» Task brief: Copy out all of the data below with no alterations.

» Material shown:
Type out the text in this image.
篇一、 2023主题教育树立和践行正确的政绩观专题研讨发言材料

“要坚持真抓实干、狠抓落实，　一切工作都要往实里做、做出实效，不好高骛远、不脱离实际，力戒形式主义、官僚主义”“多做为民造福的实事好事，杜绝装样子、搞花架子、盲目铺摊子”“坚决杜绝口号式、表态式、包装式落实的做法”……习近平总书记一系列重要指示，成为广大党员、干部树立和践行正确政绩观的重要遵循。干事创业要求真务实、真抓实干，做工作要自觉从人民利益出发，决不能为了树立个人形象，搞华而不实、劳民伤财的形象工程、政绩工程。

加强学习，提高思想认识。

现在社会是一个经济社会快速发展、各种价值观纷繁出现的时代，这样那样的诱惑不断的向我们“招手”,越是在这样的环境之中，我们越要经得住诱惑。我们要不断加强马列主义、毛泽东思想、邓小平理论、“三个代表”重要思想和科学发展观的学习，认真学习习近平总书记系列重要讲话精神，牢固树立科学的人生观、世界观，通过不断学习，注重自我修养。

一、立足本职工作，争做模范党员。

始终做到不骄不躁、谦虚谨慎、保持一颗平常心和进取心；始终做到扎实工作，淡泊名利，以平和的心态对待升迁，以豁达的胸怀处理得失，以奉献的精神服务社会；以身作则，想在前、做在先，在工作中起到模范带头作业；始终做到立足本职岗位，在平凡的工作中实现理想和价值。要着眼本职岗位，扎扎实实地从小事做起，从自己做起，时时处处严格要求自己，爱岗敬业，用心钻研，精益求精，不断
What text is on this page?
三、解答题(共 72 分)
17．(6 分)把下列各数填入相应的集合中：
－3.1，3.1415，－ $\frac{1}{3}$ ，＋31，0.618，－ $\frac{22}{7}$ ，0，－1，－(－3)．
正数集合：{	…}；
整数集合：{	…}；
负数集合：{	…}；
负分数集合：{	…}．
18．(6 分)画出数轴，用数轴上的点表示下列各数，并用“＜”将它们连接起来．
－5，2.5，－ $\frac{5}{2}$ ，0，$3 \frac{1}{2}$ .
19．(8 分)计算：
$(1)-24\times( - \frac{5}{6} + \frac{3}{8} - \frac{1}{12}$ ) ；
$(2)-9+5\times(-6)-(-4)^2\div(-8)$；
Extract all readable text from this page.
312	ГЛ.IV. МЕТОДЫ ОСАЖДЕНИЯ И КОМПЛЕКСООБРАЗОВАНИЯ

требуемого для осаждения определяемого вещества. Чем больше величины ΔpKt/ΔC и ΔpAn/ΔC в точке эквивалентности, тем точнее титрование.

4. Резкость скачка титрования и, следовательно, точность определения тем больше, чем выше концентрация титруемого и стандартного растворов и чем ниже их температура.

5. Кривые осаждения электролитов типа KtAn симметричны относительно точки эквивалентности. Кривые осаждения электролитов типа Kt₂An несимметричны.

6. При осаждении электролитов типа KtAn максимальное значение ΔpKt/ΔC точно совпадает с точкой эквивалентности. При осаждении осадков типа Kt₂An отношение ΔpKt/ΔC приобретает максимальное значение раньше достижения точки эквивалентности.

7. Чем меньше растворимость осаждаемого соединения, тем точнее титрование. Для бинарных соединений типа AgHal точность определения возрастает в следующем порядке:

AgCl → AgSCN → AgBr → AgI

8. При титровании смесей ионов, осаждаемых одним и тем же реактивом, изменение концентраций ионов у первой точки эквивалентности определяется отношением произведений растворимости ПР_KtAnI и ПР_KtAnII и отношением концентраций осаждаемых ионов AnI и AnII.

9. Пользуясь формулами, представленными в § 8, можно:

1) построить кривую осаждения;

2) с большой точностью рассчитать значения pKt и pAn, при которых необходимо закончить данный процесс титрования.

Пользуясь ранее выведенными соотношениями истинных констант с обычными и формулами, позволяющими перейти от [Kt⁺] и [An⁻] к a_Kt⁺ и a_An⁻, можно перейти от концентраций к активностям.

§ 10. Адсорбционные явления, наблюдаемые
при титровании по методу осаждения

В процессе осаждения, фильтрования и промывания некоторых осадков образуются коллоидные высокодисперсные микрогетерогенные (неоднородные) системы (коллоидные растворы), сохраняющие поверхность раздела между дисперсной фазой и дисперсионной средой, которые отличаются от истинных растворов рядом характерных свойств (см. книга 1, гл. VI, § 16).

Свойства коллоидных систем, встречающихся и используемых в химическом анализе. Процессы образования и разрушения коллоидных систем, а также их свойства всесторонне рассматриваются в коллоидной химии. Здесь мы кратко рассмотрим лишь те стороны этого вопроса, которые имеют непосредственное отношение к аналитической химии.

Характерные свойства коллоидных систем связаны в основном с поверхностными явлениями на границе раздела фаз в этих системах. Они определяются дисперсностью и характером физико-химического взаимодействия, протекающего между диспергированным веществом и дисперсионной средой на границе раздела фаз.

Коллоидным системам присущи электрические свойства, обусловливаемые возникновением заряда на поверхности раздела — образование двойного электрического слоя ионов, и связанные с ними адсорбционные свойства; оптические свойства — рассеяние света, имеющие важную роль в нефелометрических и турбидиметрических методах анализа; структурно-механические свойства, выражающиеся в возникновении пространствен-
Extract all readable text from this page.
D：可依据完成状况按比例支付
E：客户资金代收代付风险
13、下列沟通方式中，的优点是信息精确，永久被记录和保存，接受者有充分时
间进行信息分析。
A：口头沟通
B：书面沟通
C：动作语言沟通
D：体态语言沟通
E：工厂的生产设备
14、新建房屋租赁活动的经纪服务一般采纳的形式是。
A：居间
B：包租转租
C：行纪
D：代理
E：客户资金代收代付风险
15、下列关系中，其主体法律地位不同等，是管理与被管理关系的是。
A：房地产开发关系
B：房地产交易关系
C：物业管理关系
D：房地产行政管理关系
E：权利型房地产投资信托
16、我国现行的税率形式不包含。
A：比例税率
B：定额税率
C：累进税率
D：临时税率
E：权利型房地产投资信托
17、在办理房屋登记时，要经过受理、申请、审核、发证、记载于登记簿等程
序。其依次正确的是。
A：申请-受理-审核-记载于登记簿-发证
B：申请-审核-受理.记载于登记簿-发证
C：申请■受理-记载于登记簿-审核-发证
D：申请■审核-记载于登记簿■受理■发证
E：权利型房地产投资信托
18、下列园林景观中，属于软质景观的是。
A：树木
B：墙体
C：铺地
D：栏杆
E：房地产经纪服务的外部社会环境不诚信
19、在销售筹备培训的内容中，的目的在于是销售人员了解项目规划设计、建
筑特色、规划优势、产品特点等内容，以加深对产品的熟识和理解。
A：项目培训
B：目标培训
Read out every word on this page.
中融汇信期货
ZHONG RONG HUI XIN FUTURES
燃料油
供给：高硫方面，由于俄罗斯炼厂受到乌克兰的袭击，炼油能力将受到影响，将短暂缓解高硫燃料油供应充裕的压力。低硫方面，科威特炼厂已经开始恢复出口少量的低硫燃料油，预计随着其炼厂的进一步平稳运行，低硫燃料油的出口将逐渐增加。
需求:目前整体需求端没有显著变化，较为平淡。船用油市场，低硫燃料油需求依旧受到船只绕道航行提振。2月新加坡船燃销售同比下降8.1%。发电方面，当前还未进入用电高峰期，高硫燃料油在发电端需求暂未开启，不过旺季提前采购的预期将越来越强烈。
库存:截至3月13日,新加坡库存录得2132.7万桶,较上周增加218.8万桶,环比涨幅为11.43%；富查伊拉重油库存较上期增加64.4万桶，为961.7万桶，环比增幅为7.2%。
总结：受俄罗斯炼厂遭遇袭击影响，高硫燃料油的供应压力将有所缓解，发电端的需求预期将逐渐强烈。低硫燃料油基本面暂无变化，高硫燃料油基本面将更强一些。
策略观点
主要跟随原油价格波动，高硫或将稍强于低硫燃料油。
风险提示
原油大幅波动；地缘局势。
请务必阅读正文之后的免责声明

» Exercise answer:
Type out the text in this image.
篇一、 2023主题教育树立和践行正确的政绩观专题研讨发言材料

“要坚持真抓实干、狠抓落实，　一切工作都要往实里做、做出实效，不好高骛远、不脱离实际，力戒形式主义、官僚主义”“多做为民造福的实事好事，杜绝装样子、搞花架子、盲目铺摊子”“坚决杜绝口号式、表态式、包装式落实的做法”……习近平总书记一系列重要指示，成为广大党员、干部树立和践行正确政绩观的重要遵循。干事创业要求真务实、真抓实干，做工作要自觉从人民利益出发，决不能为了树立个人形象，搞华而不实、劳民伤财的形象工程、政绩工程。

加强学习，提高思想认识。

现在社会是一个经济社会快速发展、各种价值观纷繁出现的时代，这样那样的诱惑不断的向我们“招手”,越是在这样的环境之中，我们越要经得住诱惑。我们要不断加强马列主义、毛泽东思想、邓小平理论、“三个代表”重要思想和科学发展观的学习，认真学习习近平总书记系列重要讲话精神，牢固树立科学的人生观、世界观，通过不断学习，注重自我修养。

一、立足本职工作，争做模范党员。

始终做到不骄不躁、谦虚谨慎、保持一颗平常心和进取心；始终做到扎实工作，淡泊名利，以平和的心态对待升迁，以豁达的胸怀处理得失，以奉献的精神服务社会；以身作则，想在前、做在先，在工作中起到模范带头作业；始终做到立足本职岗位，在平凡的工作中实现理想和价值。要着眼本职岗位，扎扎实实地从小事做起，从自己做起，时时处处严格要求自己，爱岗敬业，用心钻研，精益求精，不断
What text is on this page?
三、解答题(共 72 分)
17．(6 分)把下列各数填入相应的集合中：
－3.1，3.1415，－ $\frac{1}{3}$ ，＋31，0.618，－ $\frac{22}{7}$ ，0，－1，－(－3)．
正数集合：{	…}；
整数集合：{	…}；
负数集合：{	…}；
负分数集合：{	…}．
18．(6 分)画出数轴，用数轴上的点表示下列各数，并用“＜”将它们连接起来．
－5，2.5，－ $\frac{5}{2}$ ，0，$3 \frac{1}{2}$ .
19．(8 分)计算：
$(1)-24\times( - \frac{5}{6} + \frac{3}{8} - \frac{1}{12}$ ) ；
$(2)-9+5\times(-6)-(-4)^2\div(-8)$；
Extract all readable text from this page.
312	ГЛ.IV. МЕТОДЫ ОСАЖДЕНИЯ И КОМПЛЕКСООБРАЗОВАНИЯ

требуемого для осаждения определяемого вещества. Чем больше величины ΔpKt/ΔC и ΔpAn/ΔC в точке эквивалентности, тем точнее титрование.

4. Резкость скачка титрования и, следовательно, точность определения тем больше, чем выше концентрация титруемого и стандартного растворов и чем ниже их температура.

5. Кривые осаждения электролитов типа KtAn симметричны относительно точки эквивалентности. Кривые осаждения электролитов типа Kt₂An несимметричны.

6. При осаждении электролитов типа KtAn максимальное значение ΔpKt/ΔC точно совпадает с точкой эквивалентности. При осаждении осадков типа Kt₂An отношение ΔpKt/ΔC приобретает максимальное значение раньше достижения точки эквивалентности.

7. Чем меньше растворимость осаждаемого соединения, тем точнее титрование. Для бинарных соединений типа AgHal точность определения возрастает в следующем порядке:

AgCl → AgSCN → AgBr → AgI

8. При титровании смесей ионов, осаждаемых одним и тем же реактивом, изменение концентраций ионов у первой точки эквивалентности определяется отношением произведений растворимости ПР_KtAnI и ПР_KtAnII и отношением концентраций осаждаемых ионов AnI и AnII.

9. Пользуясь формулами, представленными в § 8, можно:

1) построить кривую осаждения;

2) с большой точностью рассчитать значения pKt и pAn, при которых необходимо закончить данный процесс титрования.

Пользуясь ранее выведенными соотношениями истинных констант с обычными и формулами, позволяющими перейти от [Kt⁺] и [An⁻] к a_Kt⁺ и a_An⁻, можно перейти от концентраций к активностям.

§ 10. Адсорбционные явления, наблюдаемые
при титровании по методу осаждения

В процессе осаждения, фильтрования и промывания некоторых осадков образуются коллоидные высокодисперсные микрогетерогенные (неоднородные) системы (коллоидные растворы), сохраняющие поверхность раздела между дисперсной фазой и дисперсионной средой, которые отличаются от истинных растворов рядом характерных свойств (см. книга 1, гл. VI, § 16).

Свойства коллоидных систем, встречающихся и используемых в химическом анализе. Процессы образования и разрушения коллоидных систем, а также их свойства всесторонне рассматриваются в коллоидной химии. Здесь мы кратко рассмотрим лишь те стороны этого вопроса, которые имеют непосредственное отношение к аналитической химии.

Характерные свойства коллоидных систем связаны в основном с поверхностными явлениями на границе раздела фаз в этих системах. Они определяются дисперсностью и характером физико-химического взаимодействия, протекающего между диспергированным веществом и дисперсионной средой на границе раздела фаз.

Коллоидным системам присущи электрические свойства, обусловливаемые возникновением заряда на поверхности раздела — образование двойного электрического слоя ионов, и связанные с ними адсорбционные свойства; оптические свойства — рассеяние света, имеющие важную роль в нефелометрических и турбидиметрических методах анализа; структурно-механические свойства, выражающиеся в возникновении пространствен-
Extract all readable text from this page.
D：可依据完成状况按比例支付
E：客户资金代收代付风险
13、下列沟通方式中，的优点是信息精确，永久被记录和保存，接受者有充分时
间进行信息分析。
A：口头沟通
B：书面沟通
C：动作语言沟通
D：体态语言沟通
E：工厂的生产设备
14、新建房屋租赁活动的经纪服务一般采纳的形式是。
A：居间
B：包租转租
C：行纪
D：代理
E：客户资金代收代付风险
15、下列关系中，其主体法律地位不同等，是管理与被管理关系的是。
A：房地产开发关系
B：房地产交易关系
C：物业管理关系
D：房地产行政管理关系
E：权利型房地产投资信托
16、我国现行的税率形式不包含。
A：比例税率
B：定额税率
C：累进税率
D：临时税率
E：权利型房地产投资信托
17、在办理房屋登记时，要经过受理、申请、审核、发证、记载于登记簿等程
序。其依次正确的是。
A：申请-受理-审核-记载于登记簿-发证
B：申请-审核-受理.记载于登记簿-发证
C：申请■受理-记载于登记簿-审核-发证
D：申请■审核-记载于登记簿■受理■发证
E：权利型房地产投资信托
18、下列园林景观中，属于软质景观的是。
A：树木
B：墙体
C：铺地
D：栏杆
E：房地产经纪服务的外部社会环境不诚信
19、在销售筹备培训的内容中，的目的在于是销售人员了解项目规划设计、建
筑特色、规划优势、产品特点等内容，以加深对产品的熟识和理解。
A：项目培训
B：目标培训
Read out every word on this page.
中融汇信期货
ZHONG RONG HUI XIN FUTURES
燃料油
供给：高硫方面，由于俄罗斯炼厂受到乌克兰的袭击，炼油能力将受到影响，将短暂缓解高硫燃料油供应充裕的压力。低硫方面，科威特炼厂已经开始恢复出口少量的低硫燃料油，预计随着其炼厂的进一步平稳运行，低硫燃料油的出口将逐渐增加。
需求:目前整体需求端没有显著变化，较为平淡。船用油市场，低硫燃料油需求依旧受到船只绕道航行提振。2月新加坡船燃销售同比下降8.1%。发电方面，当前还未进入用电高峰期，高硫燃料油在发电端需求暂未开启，不过旺季提前采购的预期将越来越强烈。
库存:截至3月13日,新加坡库存录得2132.7万桶,较上周增加218.8万桶,环比涨幅为11.43%；富查伊拉重油库存较上期增加64.4万桶，为961.7万桶，环比增幅为7.2%。
总结：受俄罗斯炼厂遭遇袭击影响，高硫燃料油的供应压力将有所缓解，发电端的需求预期将逐渐强烈。低硫燃料油基本面暂无变化，高硫燃料油基本面将更强一些。
策略观点
主要跟随原油价格波动，高硫或将稍强于低硫燃料油。
风险提示
原油大幅波动；地缘局势。
请务必阅读正文之后的免责声明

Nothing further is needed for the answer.